WHAT THE TASK REQUIRES: Exclude the pictures; give every entry again exactly as written.
####################
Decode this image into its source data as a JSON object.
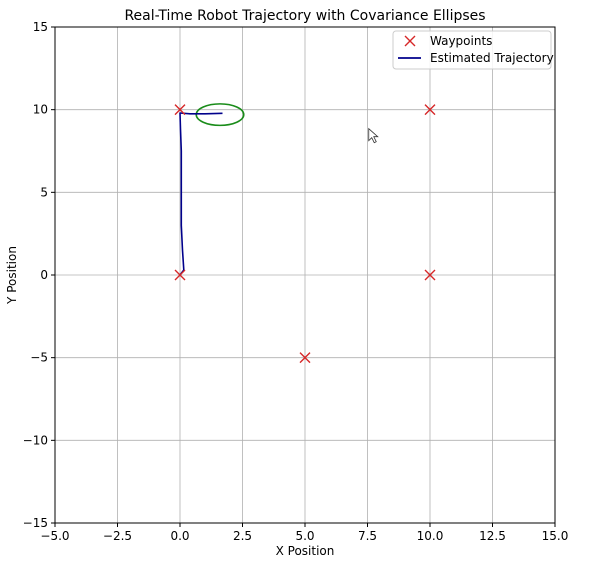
{
  "chart_data": {
    "type": "scatter",
    "title": "Real-Time Robot Trajectory with Covariance Ellipses",
    "xlabel": "X Position",
    "ylabel": "Y Position",
    "xlim": [
      -5,
      15
    ],
    "ylim": [
      -15,
      15
    ],
    "xticks": [
      -5,
      -2.5,
      0,
      2.5,
      5,
      7.5,
      10,
      12.5,
      15
    ],
    "xtick_labels": [
      "−5.0",
      "−2.5",
      "0.0",
      "2.5",
      "5.0",
      "7.5",
      "10.0",
      "12.5",
      "15.0"
    ],
    "yticks": [
      -15,
      -10,
      -5,
      0,
      5,
      10,
      15
    ],
    "ytick_labels": [
      "−15",
      "−10",
      "−5",
      "0",
      "5",
      "10",
      "15"
    ],
    "grid": true,
    "legend_position": "top-right",
    "series": [
      {
        "name": "Waypoints",
        "kind": "marker-x",
        "color": "#d62728",
        "points": [
          [
            0,
            0
          ],
          [
            10,
            0
          ],
          [
            10,
            10
          ],
          [
            0,
            10
          ],
          [
            5,
            -5
          ]
        ]
      },
      {
        "name": "Estimated Trajectory",
        "kind": "line",
        "color": "#00008b",
        "points": [
          [
            0,
            0
          ],
          [
            0.15,
            0.3
          ],
          [
            0.1,
            1.5
          ],
          [
            0.05,
            3.0
          ],
          [
            0.05,
            4.5
          ],
          [
            0.05,
            6.0
          ],
          [
            0.05,
            7.5
          ],
          [
            0.02,
            8.8
          ],
          [
            0.0,
            9.8
          ],
          [
            0.4,
            9.75
          ],
          [
            1.0,
            9.75
          ],
          [
            1.7,
            9.78
          ]
        ]
      }
    ],
    "covariance_ellipses": [
      {
        "center": [
          1.6,
          9.7
        ],
        "rx": 0.95,
        "ry": 0.65,
        "color": "#1a8c1a"
      }
    ],
    "cursor_position": [
      7.55,
      8.85
    ]
  }
}
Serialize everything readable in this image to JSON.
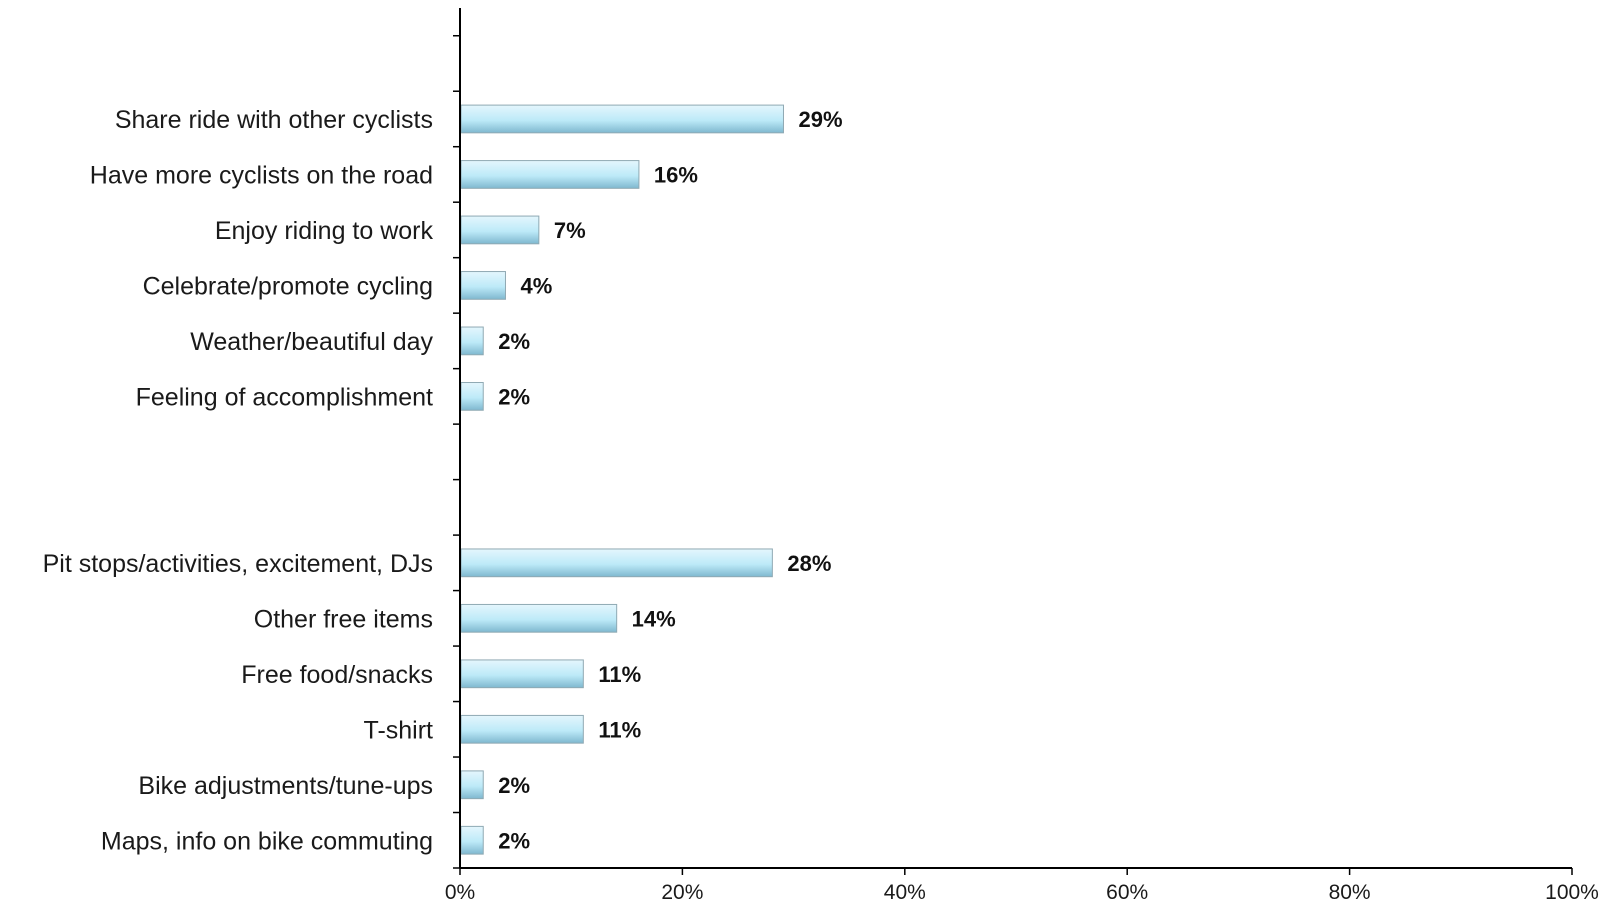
{
  "chart_data": {
    "type": "bar",
    "orientation": "horizontal",
    "categories": [
      "Share ride with other cyclists",
      "Have more cyclists on the road",
      "Enjoy riding to work",
      "Celebrate/promote cycling",
      "Weather/beautiful day",
      "Feeling of accomplishment",
      "",
      "",
      "Pit stops/activities, excitement, DJs",
      "Other free items",
      "Free food/snacks",
      "T-shirt",
      "Bike adjustments/tune-ups",
      "Maps, info on bike commuting"
    ],
    "values": [
      29,
      16,
      7,
      4,
      2,
      2,
      null,
      null,
      28,
      14,
      11,
      11,
      2,
      2
    ],
    "value_labels": [
      "29%",
      "16%",
      "7%",
      "4%",
      "2%",
      "2%",
      "",
      "",
      "28%",
      "14%",
      "11%",
      "11%",
      "2%",
      "2%"
    ],
    "xlim": [
      0,
      100
    ],
    "x_ticks": [
      0,
      20,
      40,
      60,
      80,
      100
    ],
    "x_tick_labels": [
      "0%",
      "20%",
      "40%",
      "60%",
      "80%",
      "100%"
    ],
    "title": "",
    "xlabel": "",
    "ylabel": "",
    "grid": false,
    "legend": "none",
    "colors": {
      "bar_light": "#e4f6fd",
      "bar_mid": "#bdeaf8",
      "bar_dark": "#7fb8cf",
      "bar_edge": "#8fa9b3",
      "axis": "#000000"
    }
  }
}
####################
WRITTEN RESPONSE:
Decode this image into its source data as a JSON object.
{
  "chart_data": {
    "type": "scatter",
    "title": "Real-Time Robot Trajectory with Covariance Ellipses",
    "xlabel": "X Position",
    "ylabel": "Y Position",
    "xlim": [
      -5,
      15
    ],
    "ylim": [
      -15,
      15
    ],
    "xticks": [
      -5,
      -2.5,
      0,
      2.5,
      5,
      7.5,
      10,
      12.5,
      15
    ],
    "xtick_labels": [
      "−5.0",
      "−2.5",
      "0.0",
      "2.5",
      "5.0",
      "7.5",
      "10.0",
      "12.5",
      "15.0"
    ],
    "yticks": [
      -15,
      -10,
      -5,
      0,
      5,
      10,
      15
    ],
    "ytick_labels": [
      "−15",
      "−10",
      "−5",
      "0",
      "5",
      "10",
      "15"
    ],
    "grid": true,
    "legend_position": "top-right",
    "series": [
      {
        "name": "Waypoints",
        "kind": "marker-x",
        "color": "#d62728",
        "points": [
          [
            0,
            0
          ],
          [
            10,
            0
          ],
          [
            10,
            10
          ],
          [
            0,
            10
          ],
          [
            5,
            -5
          ]
        ]
      },
      {
        "name": "Estimated Trajectory",
        "kind": "line",
        "color": "#00008b",
        "points": [
          [
            0,
            0
          ],
          [
            0.15,
            0.3
          ],
          [
            0.1,
            1.5
          ],
          [
            0.05,
            3.0
          ],
          [
            0.05,
            4.5
          ],
          [
            0.05,
            6.0
          ],
          [
            0.05,
            7.5
          ],
          [
            0.02,
            8.8
          ],
          [
            0.0,
            9.8
          ],
          [
            0.4,
            9.75
          ],
          [
            1.0,
            9.75
          ],
          [
            1.7,
            9.78
          ]
        ]
      }
    ],
    "covariance_ellipses": [
      {
        "center": [
          1.6,
          9.7
        ],
        "rx": 0.95,
        "ry": 0.65,
        "color": "#1a8c1a"
      }
    ],
    "cursor_position": [
      7.55,
      8.85
    ]
  }
}
Serialize everything readable in this image to JSON.
{
  "chart_data": {
    "type": "bar",
    "orientation": "horizontal",
    "categories": [
      "Share ride with other cyclists",
      "Have more cyclists on the road",
      "Enjoy riding to work",
      "Celebrate/promote cycling",
      "Weather/beautiful day",
      "Feeling of accomplishment",
      "",
      "",
      "Pit stops/activities, excitement, DJs",
      "Other free items",
      "Free food/snacks",
      "T-shirt",
      "Bike adjustments/tune-ups",
      "Maps, info on bike commuting"
    ],
    "values": [
      29,
      16,
      7,
      4,
      2,
      2,
      null,
      null,
      28,
      14,
      11,
      11,
      2,
      2
    ],
    "value_labels": [
      "29%",
      "16%",
      "7%",
      "4%",
      "2%",
      "2%",
      "",
      "",
      "28%",
      "14%",
      "11%",
      "11%",
      "2%",
      "2%"
    ],
    "xlim": [
      0,
      100
    ],
    "x_ticks": [
      0,
      20,
      40,
      60,
      80,
      100
    ],
    "x_tick_labels": [
      "0%",
      "20%",
      "40%",
      "60%",
      "80%",
      "100%"
    ],
    "title": "",
    "xlabel": "",
    "ylabel": "",
    "grid": false,
    "legend": "none",
    "colors": {
      "bar_light": "#e4f6fd",
      "bar_mid": "#bdeaf8",
      "bar_dark": "#7fb8cf",
      "bar_edge": "#8fa9b3",
      "axis": "#000000"
    }
  }
}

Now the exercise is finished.